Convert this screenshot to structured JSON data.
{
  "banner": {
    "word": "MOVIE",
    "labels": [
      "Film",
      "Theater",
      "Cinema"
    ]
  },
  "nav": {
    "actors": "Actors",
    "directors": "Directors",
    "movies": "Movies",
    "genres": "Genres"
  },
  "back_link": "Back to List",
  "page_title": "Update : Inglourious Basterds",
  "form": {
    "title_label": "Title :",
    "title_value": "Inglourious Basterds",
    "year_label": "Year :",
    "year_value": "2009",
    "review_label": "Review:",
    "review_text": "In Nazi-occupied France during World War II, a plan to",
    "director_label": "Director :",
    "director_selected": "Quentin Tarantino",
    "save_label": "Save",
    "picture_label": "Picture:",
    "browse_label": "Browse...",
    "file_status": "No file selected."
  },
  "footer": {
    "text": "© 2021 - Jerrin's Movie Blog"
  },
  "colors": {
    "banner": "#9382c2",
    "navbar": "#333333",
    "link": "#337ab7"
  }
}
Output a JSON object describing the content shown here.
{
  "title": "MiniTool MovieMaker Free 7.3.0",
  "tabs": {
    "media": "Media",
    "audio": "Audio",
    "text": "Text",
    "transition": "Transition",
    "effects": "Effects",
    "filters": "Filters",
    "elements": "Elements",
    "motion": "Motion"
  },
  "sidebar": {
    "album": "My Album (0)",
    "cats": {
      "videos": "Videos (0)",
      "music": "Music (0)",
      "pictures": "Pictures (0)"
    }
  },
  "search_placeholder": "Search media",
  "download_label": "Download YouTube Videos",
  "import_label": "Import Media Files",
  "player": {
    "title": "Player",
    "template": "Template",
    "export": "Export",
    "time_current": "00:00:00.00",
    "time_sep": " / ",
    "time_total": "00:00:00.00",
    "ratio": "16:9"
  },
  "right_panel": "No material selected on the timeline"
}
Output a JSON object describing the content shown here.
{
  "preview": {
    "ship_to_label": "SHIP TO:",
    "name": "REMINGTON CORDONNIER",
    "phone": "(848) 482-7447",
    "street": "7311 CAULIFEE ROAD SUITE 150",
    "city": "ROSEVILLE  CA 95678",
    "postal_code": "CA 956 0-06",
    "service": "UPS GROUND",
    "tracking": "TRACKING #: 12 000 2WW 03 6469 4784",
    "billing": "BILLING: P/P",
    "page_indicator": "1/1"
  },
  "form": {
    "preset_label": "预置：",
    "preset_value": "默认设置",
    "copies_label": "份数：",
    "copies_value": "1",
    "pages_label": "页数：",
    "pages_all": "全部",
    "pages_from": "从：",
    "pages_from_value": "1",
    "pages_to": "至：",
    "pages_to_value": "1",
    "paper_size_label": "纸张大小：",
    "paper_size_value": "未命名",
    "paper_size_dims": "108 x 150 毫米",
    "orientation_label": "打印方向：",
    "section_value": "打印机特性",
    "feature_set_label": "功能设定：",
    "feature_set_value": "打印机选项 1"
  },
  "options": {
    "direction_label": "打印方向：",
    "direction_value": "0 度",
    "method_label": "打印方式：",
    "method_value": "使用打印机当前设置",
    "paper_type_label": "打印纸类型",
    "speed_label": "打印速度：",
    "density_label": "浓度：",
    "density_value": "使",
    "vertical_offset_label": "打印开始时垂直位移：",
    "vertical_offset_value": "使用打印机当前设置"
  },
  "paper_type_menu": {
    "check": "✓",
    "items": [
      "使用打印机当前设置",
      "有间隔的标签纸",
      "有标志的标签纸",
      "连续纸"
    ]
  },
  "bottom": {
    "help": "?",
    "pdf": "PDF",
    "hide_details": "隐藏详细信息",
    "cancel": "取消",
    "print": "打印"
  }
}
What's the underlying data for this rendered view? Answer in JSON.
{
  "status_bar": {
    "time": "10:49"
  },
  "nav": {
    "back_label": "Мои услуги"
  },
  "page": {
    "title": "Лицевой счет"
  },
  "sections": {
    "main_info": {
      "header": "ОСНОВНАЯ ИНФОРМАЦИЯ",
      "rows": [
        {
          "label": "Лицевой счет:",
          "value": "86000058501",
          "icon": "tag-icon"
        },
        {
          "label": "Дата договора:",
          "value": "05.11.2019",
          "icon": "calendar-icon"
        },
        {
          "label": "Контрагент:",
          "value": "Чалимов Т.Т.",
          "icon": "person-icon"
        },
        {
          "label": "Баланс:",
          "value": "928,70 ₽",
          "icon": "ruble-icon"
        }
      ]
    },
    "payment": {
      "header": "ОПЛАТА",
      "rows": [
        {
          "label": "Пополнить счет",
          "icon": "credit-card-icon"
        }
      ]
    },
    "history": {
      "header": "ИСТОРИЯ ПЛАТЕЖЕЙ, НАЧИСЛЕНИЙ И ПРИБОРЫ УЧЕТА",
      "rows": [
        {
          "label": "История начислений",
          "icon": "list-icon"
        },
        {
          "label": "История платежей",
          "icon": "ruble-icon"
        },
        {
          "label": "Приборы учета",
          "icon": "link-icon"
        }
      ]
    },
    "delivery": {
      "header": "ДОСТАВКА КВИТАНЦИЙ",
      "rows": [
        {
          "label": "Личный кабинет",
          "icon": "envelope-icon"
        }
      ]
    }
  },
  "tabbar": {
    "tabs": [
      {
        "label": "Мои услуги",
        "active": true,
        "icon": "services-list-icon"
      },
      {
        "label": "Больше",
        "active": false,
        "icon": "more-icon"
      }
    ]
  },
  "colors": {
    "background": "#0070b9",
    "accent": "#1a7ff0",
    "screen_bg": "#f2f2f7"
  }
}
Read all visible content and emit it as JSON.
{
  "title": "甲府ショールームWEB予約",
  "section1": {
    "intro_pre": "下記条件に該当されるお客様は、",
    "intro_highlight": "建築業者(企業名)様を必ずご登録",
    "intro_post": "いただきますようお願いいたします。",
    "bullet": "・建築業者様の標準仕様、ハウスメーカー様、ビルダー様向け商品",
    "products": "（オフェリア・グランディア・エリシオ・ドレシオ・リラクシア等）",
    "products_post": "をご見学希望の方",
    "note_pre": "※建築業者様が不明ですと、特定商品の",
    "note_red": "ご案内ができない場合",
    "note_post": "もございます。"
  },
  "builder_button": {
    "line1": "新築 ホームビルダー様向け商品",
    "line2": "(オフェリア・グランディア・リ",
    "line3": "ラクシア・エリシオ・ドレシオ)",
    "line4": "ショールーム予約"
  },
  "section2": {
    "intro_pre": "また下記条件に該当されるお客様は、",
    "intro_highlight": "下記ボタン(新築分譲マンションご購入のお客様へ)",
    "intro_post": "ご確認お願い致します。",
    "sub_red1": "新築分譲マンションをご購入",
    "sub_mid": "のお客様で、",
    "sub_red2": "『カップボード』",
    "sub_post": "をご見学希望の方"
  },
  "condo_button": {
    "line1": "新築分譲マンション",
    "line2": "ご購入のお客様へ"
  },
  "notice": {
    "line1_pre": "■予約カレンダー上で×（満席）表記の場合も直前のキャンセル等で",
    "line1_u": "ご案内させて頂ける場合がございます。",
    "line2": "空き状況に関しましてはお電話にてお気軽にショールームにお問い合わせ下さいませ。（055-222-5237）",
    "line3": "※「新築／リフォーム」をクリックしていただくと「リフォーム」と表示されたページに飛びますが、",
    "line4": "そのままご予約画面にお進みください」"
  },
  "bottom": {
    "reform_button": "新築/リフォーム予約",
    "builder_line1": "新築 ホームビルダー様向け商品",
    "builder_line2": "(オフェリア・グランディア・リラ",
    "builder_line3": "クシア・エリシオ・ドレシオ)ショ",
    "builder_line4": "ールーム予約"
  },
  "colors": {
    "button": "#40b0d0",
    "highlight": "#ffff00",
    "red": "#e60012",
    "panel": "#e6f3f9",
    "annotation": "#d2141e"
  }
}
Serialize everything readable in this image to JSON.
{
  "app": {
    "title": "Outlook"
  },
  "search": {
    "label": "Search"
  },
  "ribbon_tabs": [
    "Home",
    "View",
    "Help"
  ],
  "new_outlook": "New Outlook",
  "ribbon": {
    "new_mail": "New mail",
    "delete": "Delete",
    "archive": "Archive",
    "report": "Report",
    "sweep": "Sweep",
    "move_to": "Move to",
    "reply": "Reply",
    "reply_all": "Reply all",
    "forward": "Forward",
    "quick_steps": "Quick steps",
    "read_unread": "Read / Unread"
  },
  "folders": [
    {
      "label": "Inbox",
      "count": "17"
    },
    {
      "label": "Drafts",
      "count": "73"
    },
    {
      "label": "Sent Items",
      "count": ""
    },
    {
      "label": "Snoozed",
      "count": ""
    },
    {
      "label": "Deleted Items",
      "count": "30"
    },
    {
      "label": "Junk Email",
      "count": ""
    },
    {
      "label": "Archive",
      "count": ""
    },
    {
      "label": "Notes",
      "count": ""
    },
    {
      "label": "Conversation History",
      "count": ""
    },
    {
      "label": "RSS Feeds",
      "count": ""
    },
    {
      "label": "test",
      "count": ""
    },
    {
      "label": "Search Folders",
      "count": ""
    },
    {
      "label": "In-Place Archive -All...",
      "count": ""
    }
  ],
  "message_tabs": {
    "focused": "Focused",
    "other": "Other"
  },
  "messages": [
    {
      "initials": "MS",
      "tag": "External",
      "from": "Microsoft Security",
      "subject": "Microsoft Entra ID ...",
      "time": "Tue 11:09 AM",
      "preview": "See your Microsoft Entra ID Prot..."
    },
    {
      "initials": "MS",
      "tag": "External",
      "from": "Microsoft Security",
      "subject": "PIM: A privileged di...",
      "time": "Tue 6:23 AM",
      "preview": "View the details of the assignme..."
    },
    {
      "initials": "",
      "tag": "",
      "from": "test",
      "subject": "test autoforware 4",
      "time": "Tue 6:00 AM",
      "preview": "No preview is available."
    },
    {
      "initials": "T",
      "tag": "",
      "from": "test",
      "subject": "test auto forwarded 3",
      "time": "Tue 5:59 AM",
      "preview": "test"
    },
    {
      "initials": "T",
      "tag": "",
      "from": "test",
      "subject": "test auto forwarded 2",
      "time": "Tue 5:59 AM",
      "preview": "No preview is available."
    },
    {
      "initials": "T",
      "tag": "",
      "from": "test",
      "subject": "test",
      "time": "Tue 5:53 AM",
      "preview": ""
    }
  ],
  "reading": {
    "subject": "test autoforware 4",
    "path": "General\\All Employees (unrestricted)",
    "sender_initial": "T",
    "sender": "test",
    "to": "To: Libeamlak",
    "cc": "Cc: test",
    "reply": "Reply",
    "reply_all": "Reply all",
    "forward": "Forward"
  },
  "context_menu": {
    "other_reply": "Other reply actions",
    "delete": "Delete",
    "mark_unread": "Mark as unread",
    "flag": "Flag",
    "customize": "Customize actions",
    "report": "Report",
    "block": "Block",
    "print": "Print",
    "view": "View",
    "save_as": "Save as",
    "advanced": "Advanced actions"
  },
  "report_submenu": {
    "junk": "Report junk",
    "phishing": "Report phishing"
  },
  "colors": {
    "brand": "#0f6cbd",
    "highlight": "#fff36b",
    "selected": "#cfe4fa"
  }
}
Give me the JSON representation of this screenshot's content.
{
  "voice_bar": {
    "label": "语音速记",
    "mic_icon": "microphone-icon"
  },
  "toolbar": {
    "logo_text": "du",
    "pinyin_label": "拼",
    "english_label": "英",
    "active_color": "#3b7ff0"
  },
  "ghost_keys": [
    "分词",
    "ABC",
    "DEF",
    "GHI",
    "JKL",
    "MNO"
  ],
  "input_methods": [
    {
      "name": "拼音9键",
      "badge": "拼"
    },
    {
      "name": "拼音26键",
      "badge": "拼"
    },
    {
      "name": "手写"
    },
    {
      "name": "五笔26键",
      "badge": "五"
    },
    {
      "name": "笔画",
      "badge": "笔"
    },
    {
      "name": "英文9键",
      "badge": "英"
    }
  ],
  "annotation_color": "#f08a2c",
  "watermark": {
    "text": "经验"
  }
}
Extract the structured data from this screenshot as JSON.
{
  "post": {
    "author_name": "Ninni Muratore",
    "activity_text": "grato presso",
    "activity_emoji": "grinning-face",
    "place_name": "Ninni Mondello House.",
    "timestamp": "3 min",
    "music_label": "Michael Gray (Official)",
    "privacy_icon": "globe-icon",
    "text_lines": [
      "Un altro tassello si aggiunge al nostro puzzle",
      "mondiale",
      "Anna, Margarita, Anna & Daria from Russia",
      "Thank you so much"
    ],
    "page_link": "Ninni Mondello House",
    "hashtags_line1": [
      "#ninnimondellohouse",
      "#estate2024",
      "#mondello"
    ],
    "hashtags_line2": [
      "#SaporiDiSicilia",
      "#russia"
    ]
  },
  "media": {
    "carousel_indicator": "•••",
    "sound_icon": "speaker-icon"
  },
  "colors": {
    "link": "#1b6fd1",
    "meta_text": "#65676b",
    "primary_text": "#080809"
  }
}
★ ★ ★ ★ ★ ★ ★
**Exercise description**
Of the lines in the data, how many hold the string "screenshot"? State the number, nothing else.

**Full response**
3